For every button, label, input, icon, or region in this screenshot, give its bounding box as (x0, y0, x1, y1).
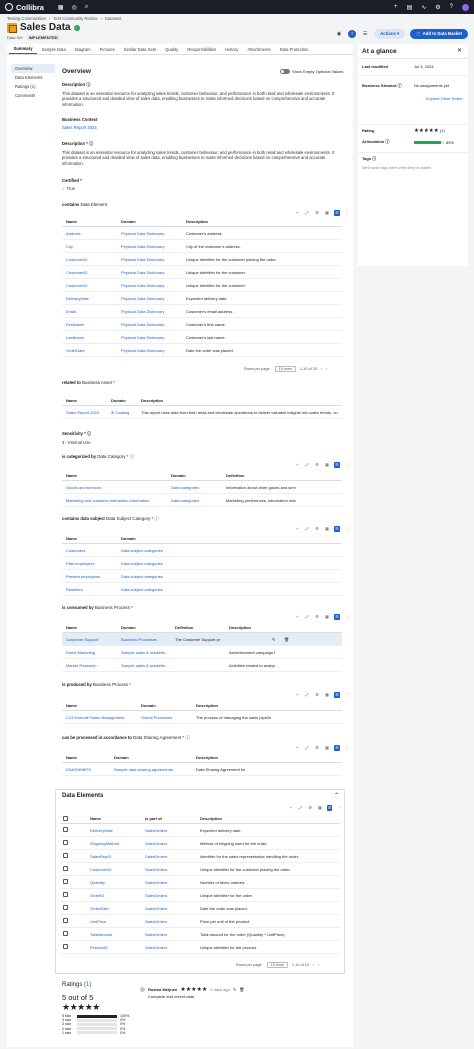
table-row[interactable] (60, 850, 340, 863)
consumed-label: is consumed by Business Process * (62, 605, 133, 610)
articulation-value: 89% (446, 139, 455, 145)
nav-overview[interactable]: Overview (11, 64, 55, 73)
expand-icon[interactable]: ⤢ (305, 462, 309, 467)
row-part-of[interactable]: SalesOrders (145, 892, 168, 898)
expand-icon[interactable]: ⤢ (298, 805, 303, 810)
collibra-logo[interactable] (5, 3, 44, 12)
produced-table: Name Domain Description C13 Execute Sales Management Global Processes The process of managing the sales pipelin (62, 701, 342, 724)
at-a-glance-panel (358, 44, 468, 266)
settings-icon[interactable]: ⚙ (308, 805, 312, 810)
help-icon[interactable]: ? (449, 4, 453, 10)
settings-icon[interactable]: ⚙ (315, 745, 319, 750)
table-row[interactable]: Market Research Sample sales & marketin... Activities related to analys (62, 659, 342, 672)
data-elements-table: Name is part of Description DeliveryDate SalesOrders Expected delivery date. ShippingMethod SalesOrders Method of shipping used for the order. SalesRepID SalesOrders Identifier for the sales representative handling the order. CustomerID SalesOrders Unique identifier for the customer placing the order. Quantity SalesOrders Number of items ordered. OrderID SalesOrders Unique identifier for the order. OrderDate SalesOrders Date the order was placed. UnitPrice SalesOrders Price per unit of the product. TotalAmount SalesOrders Total amount for the order (Quantity * UnitPrice). ProductID SalesOrders Unique identifier for the product. (60, 814, 340, 954)
edit-icon[interactable]: ✎ (272, 636, 276, 642)
top-bar (0, 0, 474, 14)
row-checkbox[interactable] (63, 879, 68, 884)
settings-icon[interactable]: ⚙ (315, 462, 319, 467)
row-name[interactable]: CustomerID (66, 256, 88, 262)
processed-table: Name Domain Description DSAGNMB79 Sample data sharing agreements Data Sharing Agreement for (62, 753, 342, 776)
produced-label: is produced by Business Process * (62, 682, 131, 687)
row-part-of[interactable]: SalesOrders (145, 840, 168, 846)
rows-per-page-select[interactable]: 10 rows (267, 962, 288, 968)
table-view-icon[interactable]: ☰ (335, 526, 339, 531)
row-description: Total amount for the order (Quantity * UnitPrice). (200, 931, 286, 937)
review-time: 2 days ago (210, 987, 230, 992)
tab-similar-data-sets[interactable]: Similar Data Sets (123, 47, 157, 52)
settings-icon[interactable]: ⚙ (315, 692, 319, 697)
reviewer-name: Rosina Meijnen (148, 987, 178, 992)
row-name[interactable]: ProductID (90, 944, 108, 950)
table-row[interactable] (60, 837, 340, 850)
review-text: Complete and recent data (148, 994, 195, 999)
table-toolbar (294, 745, 472, 751)
empty-values-toggle[interactable]: Show Empty Optional Values (280, 69, 344, 74)
row-description: Unique identifier for the customer placing the order. (200, 866, 291, 872)
table-row[interactable]: Goods and services Data categories Information about other goods and serv (62, 481, 342, 494)
data-elements-pager: Rows per page: 10 rows 1-10 of 10 ‹ › (236, 963, 320, 967)
row-part-of[interactable]: SalesOrders (145, 853, 168, 859)
table-view-icon[interactable]: ☰ (335, 745, 339, 750)
row-checkbox[interactable] (63, 840, 68, 845)
row-part-of[interactable]: SalesOrders (145, 918, 168, 924)
row-part-of[interactable]: SalesOrders (145, 866, 168, 872)
breadcrumb-item[interactable]: Test Community Rosina (53, 16, 98, 21)
breadcrumb-item[interactable]: Testing Communities (7, 16, 46, 21)
row-name[interactable]: DeliveryDate (90, 827, 113, 833)
settings-icon[interactable]: ⚙ (315, 614, 319, 619)
more-icon[interactable]: ⋮ (345, 692, 349, 697)
contains-label: contains Data Element (62, 202, 108, 207)
dataset-icon (7, 23, 17, 33)
expand-icon[interactable]: ⤢ (305, 210, 309, 215)
next-page-icon[interactable]: › (326, 367, 328, 371)
table-row[interactable] (60, 889, 340, 902)
more-icon[interactable]: ⋮ (345, 526, 349, 531)
grid-view-icon[interactable]: ▦ (325, 614, 329, 619)
rating-label: Rating (362, 128, 375, 133)
row-checkbox[interactable] (63, 866, 68, 871)
table-row[interactable] (62, 266, 342, 279)
brand-name: Collibra (16, 2, 44, 12)
rows-per-page-select[interactable]: 10 rows (275, 366, 296, 372)
table-row[interactable]: DSAGNMB79 Sample data sharing agreements Data Sharing Agreement for (62, 763, 342, 776)
more-icon[interactable]: ⋮ (345, 745, 349, 750)
table-toolbar (294, 462, 472, 468)
row-name[interactable]: City (66, 243, 73, 249)
ratings-score: 5 out of 5 (62, 993, 94, 1002)
user-avatar[interactable] (462, 4, 469, 11)
table-row[interactable] (60, 902, 340, 915)
description-text: This dataset is an essential resource for analyzing sales trends, customer behaviour, and performance in both retail and wholesale environments. It provides a structured and detailed view of sales data, enabling businesses to make informed decisions based on comprehensive and accurate information. (62, 91, 335, 107)
categorized-label: is categorized by Data Category * ⓘ (62, 454, 135, 459)
toggle-switch[interactable] (280, 69, 290, 74)
row-domain[interactable]: Physical Data Dictionary (121, 230, 165, 236)
table-row[interactable] (62, 227, 342, 240)
categorized-table: Name Domain Definition Goods and services Data categories Information about other goods and serv Marketing and customer interaction information Data categories Marketing preferences, information rela (62, 471, 342, 507)
asset-type: Data Set (7, 35, 23, 40)
business-context-link[interactable]: Sales Report 2024 (62, 125, 97, 130)
tab-quality[interactable]: Quality (165, 47, 179, 52)
row-description: Identifier for the sales representative handling the order. (200, 853, 299, 859)
add-icon[interactable]: + (295, 614, 299, 619)
nav-ratings[interactable]: Ratings (1) (15, 84, 36, 89)
delete-icon[interactable]: 🗑 (239, 987, 245, 992)
row-checkbox[interactable] (63, 944, 68, 949)
tags-label: Tags ⓘ (362, 156, 377, 161)
rating-bar-row: 4 star 0% (62, 1018, 126, 1023)
row-domain[interactable]: Physical Data Dictionary (121, 243, 165, 249)
add-icon[interactable]: + (295, 526, 299, 531)
row-name[interactable]: ShippingMethod (90, 840, 119, 846)
table-row[interactable] (60, 928, 340, 941)
expand-icon[interactable]: ⤢ (305, 526, 309, 531)
grid-view-icon[interactable]: ▦ (325, 210, 329, 215)
apps-icon[interactable]: ▦ (57, 4, 64, 11)
contains-pager: Rows per page: 10 rows 1-10 of 33 ‹ › (244, 367, 328, 371)
related-table: Name Domain Description Sales Report 2024 ⊕ Catalog This report uses data from both retail and wholesale operations to deliver valuable insights into sales trends, cu (62, 396, 342, 419)
prev-page-icon[interactable]: ‹ (321, 367, 323, 371)
row-name[interactable]: Address (66, 230, 81, 236)
list-icon[interactable]: ☰ (362, 31, 368, 37)
inbox-icon[interactable]: ▤ (406, 4, 413, 11)
row-name[interactable]: OrderDate (90, 905, 109, 911)
row-name[interactable]: LastName (66, 334, 85, 340)
table-row[interactable] (60, 915, 340, 928)
grid-view-icon[interactable]: ▦ (325, 692, 329, 697)
steward-label: Business Steward ⓘ (362, 83, 402, 88)
explore-roles-link[interactable]: Explore Other Roles (425, 96, 462, 101)
more-icon[interactable]: ⋮ (345, 614, 349, 619)
rating-bar-row: 1 star 0% (62, 1030, 126, 1035)
more-icon[interactable]: ⋮ (345, 462, 349, 467)
table-row[interactable] (62, 331, 342, 344)
table-row[interactable] (62, 318, 342, 331)
subjects-table: Name Domain Customers Data subject categories Past employees Data subject categories Present employees Data subject categories Resellers Data subject categories (62, 534, 342, 596)
next-page-icon[interactable]: › (318, 963, 320, 967)
rating-bar-row: 5 star 100% (62, 1014, 130, 1019)
table-toolbar (294, 526, 472, 532)
add-icon[interactable]: + (295, 462, 299, 467)
table-row[interactable] (62, 279, 342, 292)
prev-page-icon[interactable]: ‹ (313, 963, 315, 967)
compass-icon[interactable]: ◎ (71, 4, 77, 11)
contains-table (62, 217, 342, 357)
row-name[interactable]: OrderID (90, 892, 105, 898)
table-view-icon[interactable]: ☰ (327, 805, 332, 810)
row-part-of[interactable]: SalesOrders (145, 905, 168, 911)
rating-count: (1) (439, 128, 445, 133)
table-row[interactable] (60, 863, 340, 876)
tab-data-protection[interactable]: Data Protection (279, 47, 309, 52)
logo-icon (5, 3, 13, 11)
table-view-icon[interactable]: ☰ (335, 614, 339, 619)
table-row[interactable] (60, 824, 340, 837)
certified-check-icon: ✓ (74, 24, 79, 30)
row-name[interactable]: CustomerID (66, 269, 88, 275)
row-checkbox[interactable] (63, 931, 68, 936)
row-description: Unique identifier for the customer placing the order. (186, 256, 277, 262)
description2-label: Description * ⓘ (62, 141, 94, 146)
row-description: Expected delivery date. (200, 827, 242, 833)
rating-bar-row: 2 star 0% (62, 1026, 126, 1031)
table-row[interactable] (60, 941, 340, 954)
row-description: Customer's address. (186, 230, 223, 236)
row-name[interactable]: UnitPrice (90, 918, 107, 924)
business-context-label: Business Context (62, 117, 98, 122)
settings-icon[interactable]: ⚙ (315, 210, 319, 215)
tab-bar (7, 44, 353, 55)
row-domain[interactable]: Physical Data Dictionary (121, 321, 165, 327)
subjects-label: contains data subject Data Subject Category * ⓘ (62, 516, 159, 521)
row-name[interactable]: Quantity (90, 879, 105, 885)
nav-data-elements[interactable]: Data Elements (15, 75, 43, 80)
row-description: Unique identifier for the order. (200, 892, 253, 898)
add-to-basket-button[interactable]: 🛒 Add to Data Basket (410, 29, 468, 39)
row-name[interactable]: FirstName (66, 321, 85, 327)
last-modified-label: Last modified (362, 64, 389, 69)
table-row[interactable]: Present employees Data subject categories (62, 570, 342, 583)
table-row[interactable]: Marketing and customer interaction information Data categories Marketing preferences, information rela (62, 494, 342, 507)
table-view-icon[interactable]: ☰ (335, 462, 339, 467)
search-icon[interactable]: ⌕ (84, 3, 89, 10)
tab-pictures[interactable]: Pictures (99, 47, 115, 52)
related-label: related to Business Asset * (62, 380, 115, 385)
row-description: Customer's email address. (186, 308, 234, 314)
row-name[interactable]: CustomerID (90, 866, 112, 872)
tags-empty: We'll show tags here when they're added (362, 166, 431, 170)
table-row[interactable]: Sales Report 2024 ⊕ Catalog This report uses data from both retail and wholesale operations to deliver valuable insights into sales trends, cu (62, 406, 342, 419)
settings-icon[interactable]: ⚙ (435, 4, 441, 11)
table-row[interactable] (62, 305, 342, 318)
table-toolbar (294, 614, 472, 620)
row-name[interactable]: TotalAmount (90, 931, 113, 937)
breadcrumb: Testing Communities › Test Community Rosina › Datasets (7, 16, 122, 21)
activity-icon[interactable]: ∿ (421, 4, 427, 11)
row-description: Unique identifier for the customer. (186, 269, 246, 275)
table-row[interactable] (62, 344, 342, 357)
add-icon[interactable]: + (295, 210, 299, 215)
certified-label: Certified * (62, 178, 82, 183)
row-description: Date the order was placed. (200, 905, 248, 911)
add-icon[interactable]: + (289, 805, 292, 810)
sensitivity-label: Sensitivity * ⓘ (62, 431, 92, 436)
tab-sample-data[interactable]: Sample Data (41, 47, 66, 52)
consumed-table: Name Domain Definition Description Customer Support Business Processes The Customer Support pr ✎ 🗑 Direct Marketing Sample sales & marketin... Advertisement campaign t Market Research Sample sales & marketin... Activities related to analys (62, 623, 342, 672)
certified-value: True (66, 186, 76, 191)
row-description: Unique identifier for the product. (200, 944, 257, 950)
expand-icon[interactable]: ⤢ (305, 614, 309, 619)
page-title: Sales Data (20, 22, 71, 33)
description2-text: This dataset is an essential resource for analyzing sales trends, customer behaviour, and performance in both retail and wholesale environments. It provides a structured and detailed view of sales data, enabling businesses to make informed decisions based on comprehensive and accurate information. (62, 150, 335, 166)
row-description: Expected delivery date. (186, 295, 228, 301)
breadcrumb-item[interactable]: Datasets (104, 16, 122, 21)
row-description: Customer's last name. (186, 334, 226, 340)
row-part-of[interactable]: SalesOrders (145, 827, 168, 833)
row-description: Method of shipping used for the order. (200, 840, 268, 846)
grid-view-icon[interactable]: ▦ (317, 805, 322, 810)
table-toolbar (288, 805, 342, 811)
row-checkbox[interactable] (63, 853, 68, 858)
row-description: Number of items ordered. (200, 879, 246, 885)
rating-bar-row: 3 star 0% (62, 1022, 126, 1027)
table-row[interactable] (62, 253, 342, 266)
table-row[interactable]: Customer Support Business Processes The Customer Support pr ✎ 🗑 (62, 633, 342, 646)
row-part-of[interactable]: SalesOrders (145, 931, 168, 937)
row-domain[interactable]: Physical Data Dictionary (121, 347, 165, 353)
more-icon[interactable]: ⋮ (345, 210, 349, 215)
table-row[interactable]: Direct Marketing Sample sales & marketin... Advertisement campaign t (62, 646, 342, 659)
info-icon[interactable]: i (348, 30, 356, 38)
row-description: Customer's first name. (186, 321, 226, 327)
delete-icon[interactable]: 🗑 (284, 636, 290, 642)
row-domain[interactable]: Physical Data Dictionary (121, 334, 165, 340)
sensitivity-value: 3 - Internal Use (62, 440, 91, 445)
row-name[interactable]: Email (66, 308, 77, 314)
row-checkbox[interactable] (63, 918, 68, 923)
table-header: Name Domain Description (62, 217, 342, 227)
row-domain[interactable]: Physical Data Dictionary (121, 295, 165, 301)
row-description: Date the order was placed. (186, 347, 234, 353)
glance-title: At a glance (362, 48, 397, 55)
row-part-of[interactable]: SalesOrders (145, 879, 168, 885)
collapse-icon[interactable]: ⌃ (333, 793, 339, 799)
row-description: Unique identifier for the customer. (186, 282, 246, 288)
settings-icon[interactable]: ⚙ (315, 526, 319, 531)
review-stars: ★★★★★ (180, 987, 208, 993)
ratings-count: (1) (84, 982, 92, 988)
tab-summary[interactable]: Summary (9, 46, 37, 54)
processed-label: can be processed in accordance to Data Sharing Agreement * ⓘ (62, 735, 190, 740)
more-icon[interactable]: ⋮ (337, 805, 342, 810)
data-elements-title: Data Elements (62, 793, 104, 799)
row-name[interactable]: SalesRepID (90, 853, 112, 859)
nav-comments[interactable]: Comments (15, 93, 36, 98)
expand-icon[interactable]: ⤢ (305, 692, 309, 697)
close-icon[interactable]: ✕ (456, 48, 462, 54)
tab-diagram[interactable]: Diagram (74, 47, 91, 52)
row-name[interactable]: DeliveryDate (66, 295, 89, 301)
tab-attachments[interactable]: Attachments (247, 47, 271, 52)
reviewer-avatar (140, 987, 145, 992)
row-domain[interactable]: Physical Data Dictionary (121, 256, 165, 262)
table-row[interactable]: Past employees Data subject categories (62, 557, 342, 570)
row-description: City of the customer's address. (186, 243, 241, 249)
status-badge: IMPLEMENTED (28, 35, 58, 40)
data-elements-panel (55, 789, 345, 974)
row-domain[interactable]: Physical Data Dictionary (121, 269, 165, 275)
table-view-icon[interactable]: ☰ (335, 692, 339, 697)
expand-icon[interactable]: ⤢ (305, 745, 309, 750)
ratings-stars: ★★★★★ (62, 1002, 100, 1012)
ratings-title: Ratings (62, 982, 83, 988)
add-icon[interactable]: + (394, 4, 398, 10)
table-row[interactable] (62, 240, 342, 253)
row-name[interactable]: CustomerID (66, 282, 88, 288)
table-row[interactable]: C13 Execute Sales Management Global Processes The process of managing the sales pipelin (62, 711, 342, 724)
ratings-summary (62, 982, 142, 1035)
steward-value: No assignments yet (414, 83, 450, 88)
row-name[interactable]: OrderDate (66, 347, 85, 353)
table-row[interactable] (60, 876, 340, 889)
add-icon[interactable]: + (295, 745, 299, 750)
table-toolbar (294, 692, 472, 698)
row-checkbox[interactable] (63, 892, 68, 897)
tab-responsibilities[interactable]: Responsibilities (187, 47, 217, 52)
row-description: Price per unit of the product. (200, 918, 251, 924)
select-all-checkbox[interactable] (63, 816, 68, 821)
eye-icon[interactable]: ◉ (336, 31, 342, 37)
table-view-icon[interactable]: ☰ (335, 210, 339, 215)
row-checkbox[interactable] (63, 905, 68, 910)
table-row[interactable] (62, 292, 342, 305)
row-checkbox[interactable] (63, 827, 68, 832)
table-row[interactable]: Resellers Data subject categories (62, 583, 342, 596)
overview-title: Overview (62, 68, 91, 75)
row-part-of[interactable]: SalesOrders (145, 944, 168, 950)
row-domain[interactable]: Physical Data Dictionary (121, 282, 165, 288)
table-row[interactable]: Customers Data subject categories (62, 544, 342, 557)
tab-history[interactable]: History (225, 47, 239, 52)
last-modified-value: Jul 3, 2024 (414, 64, 434, 69)
row-domain[interactable]: Physical Data Dictionary (121, 308, 165, 314)
add-icon[interactable]: + (295, 692, 299, 697)
review-item (140, 986, 340, 999)
actions-button[interactable]: Actions ▾ (374, 29, 405, 39)
grid-view-icon[interactable]: ▦ (325, 745, 329, 750)
description-label: Description ⓘ (62, 82, 91, 87)
edit-icon[interactable]: ✎ (232, 987, 237, 992)
check-icon: ✓ (62, 186, 66, 191)
grid-view-icon[interactable]: ▦ (325, 526, 329, 531)
articulation-label: Articulation ⓘ (362, 139, 390, 144)
grid-view-icon[interactable]: ▦ (325, 462, 329, 467)
rating-stars: ★★★★★ (414, 128, 439, 134)
section-nav (11, 64, 55, 100)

------------------------

Exercise task:
Convert the lines of the material from the line containing "table-row[interactable] (60, 850, 340, 863)" through the line containing "nav-overview[interactable]: Overview (11, 64, 55, 73)", inclusive, into a JSON list of strings with one string per line, omitting blank lines.

Full output:
[
  "table-row[interactable] (60, 850, 340, 863)",
  "consumed-label: is consumed by Business Process * (62, 605, 133, 610)",
  "articulation-value: 89% (446, 139, 455, 145)",
  "nav-overview[interactable]: Overview (11, 64, 55, 73)"
]